━━━━━ INFORMATION GIVEN ━━━━━

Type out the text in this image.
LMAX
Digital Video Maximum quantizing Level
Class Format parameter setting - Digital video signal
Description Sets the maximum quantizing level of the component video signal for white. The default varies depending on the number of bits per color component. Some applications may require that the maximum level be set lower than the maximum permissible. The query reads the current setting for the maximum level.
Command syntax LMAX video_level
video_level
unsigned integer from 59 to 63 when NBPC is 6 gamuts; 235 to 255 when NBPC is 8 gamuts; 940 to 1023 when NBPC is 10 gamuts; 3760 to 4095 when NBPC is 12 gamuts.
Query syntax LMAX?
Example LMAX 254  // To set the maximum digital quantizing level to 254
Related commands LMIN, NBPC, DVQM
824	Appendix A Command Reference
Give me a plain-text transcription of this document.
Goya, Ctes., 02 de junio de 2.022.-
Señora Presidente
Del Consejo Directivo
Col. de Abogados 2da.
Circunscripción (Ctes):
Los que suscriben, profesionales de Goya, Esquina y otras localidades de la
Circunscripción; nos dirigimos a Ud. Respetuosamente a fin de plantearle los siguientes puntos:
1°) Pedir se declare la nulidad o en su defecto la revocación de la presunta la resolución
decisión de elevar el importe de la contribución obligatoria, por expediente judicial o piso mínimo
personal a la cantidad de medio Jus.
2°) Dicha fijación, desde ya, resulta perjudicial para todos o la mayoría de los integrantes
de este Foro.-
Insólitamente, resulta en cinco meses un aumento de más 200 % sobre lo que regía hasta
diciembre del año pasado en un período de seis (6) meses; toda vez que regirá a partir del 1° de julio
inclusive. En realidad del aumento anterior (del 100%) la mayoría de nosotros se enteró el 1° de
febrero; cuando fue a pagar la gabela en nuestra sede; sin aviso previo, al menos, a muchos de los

━━━━━

Provide an exact reproduction of all the entries shown above.

● **RESULT FOR THIS EXERCISE**
Type out the text in this image.
LMAX
Digital Video Maximum quantizing Level
Class Format parameter setting - Digital video signal
Description Sets the maximum quantizing level of the component video signal for white. The default varies depending on the number of bits per color component. Some applications may require that the maximum level be set lower than the maximum permissible. The query reads the current setting for the maximum level.
Command syntax LMAX video_level
video_level
unsigned integer from 59 to 63 when NBPC is 6 gamuts; 235 to 255 when NBPC is 8 gamuts; 940 to 1023 when NBPC is 10 gamuts; 3760 to 4095 when NBPC is 12 gamuts.
Query syntax LMAX?
Example LMAX 254  // To set the maximum digital quantizing level to 254
Related commands LMIN, NBPC, DVQM
824	Appendix A Command Reference
Give me a plain-text transcription of this document.
Goya, Ctes., 02 de junio de 2.022.-
Señora Presidente
Del Consejo Directivo
Col. de Abogados 2da.
Circunscripción (Ctes):
Los que suscriben, profesionales de Goya, Esquina y otras localidades de la
Circunscripción; nos dirigimos a Ud. Respetuosamente a fin de plantearle los siguientes puntos:
1°) Pedir se declare la nulidad o en su defecto la revocación de la presunta la resolución
decisión de elevar el importe de la contribución obligatoria, por expediente judicial o piso mínimo
personal a la cantidad de medio Jus.
2°) Dicha fijación, desde ya, resulta perjudicial para todos o la mayoría de los integrantes
de este Foro.-
Insólitamente, resulta en cinco meses un aumento de más 200 % sobre lo que regía hasta
diciembre del año pasado en un período de seis (6) meses; toda vez que regirá a partir del 1° de julio
inclusive. En realidad del aumento anterior (del 100%) la mayoría de nosotros se enteró el 1° de
febrero; cuando fue a pagar la gabela en nuestra sede; sin aviso previo, al menos, a muchos de los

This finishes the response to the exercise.